- [Information provided]:
━━━━━━━━━━

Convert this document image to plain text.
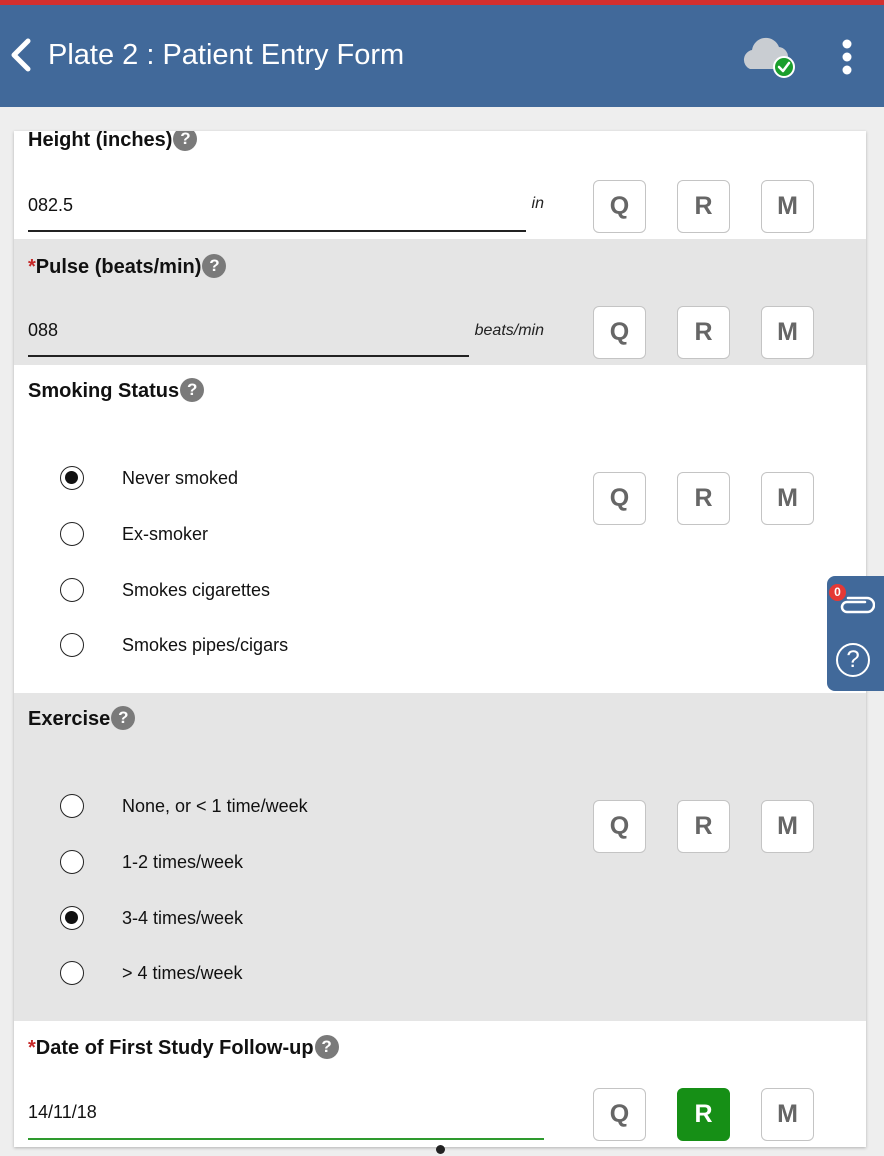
Plate 2 : Patient Entry Form
Height (inches) ?
082.5
in	Q	R	M
*Pulse (beats/min) ?
088
beats/min	Q	R	M
Smoking Status ?
Never smoked
Ex-smoker
Smokes cigarettes
Smokes pipes/cigars
Q	R	M
Exercise ?
None, or < 1 time/week
1-2 times/week
3-4 times/week
> 4 times/week
Q	R	M
*Date of First Study Follow-up ?
14/11/18
Q	R	M
0
?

━━━━━━━━━━

- [Request]: Repeat the data in full and exactly. Omit pictures.

- [The response]:
Convert this document image to plain text.
Plate 2 : Patient Entry Form
Height (inches) ?
082.5
in	Q	R	M
*Pulse (beats/min) ?
088
beats/min	Q	R	M
Smoking Status ?
Never smoked
Ex-smoker
Smokes cigarettes
Smokes pipes/cigars
Q	R	M
Exercise ?
None, or < 1 time/week
1-2 times/week
3-4 times/week
> 4 times/week
Q	R	M
*Date of First Study Follow-up ?
14/11/18
Q	R	M
0
?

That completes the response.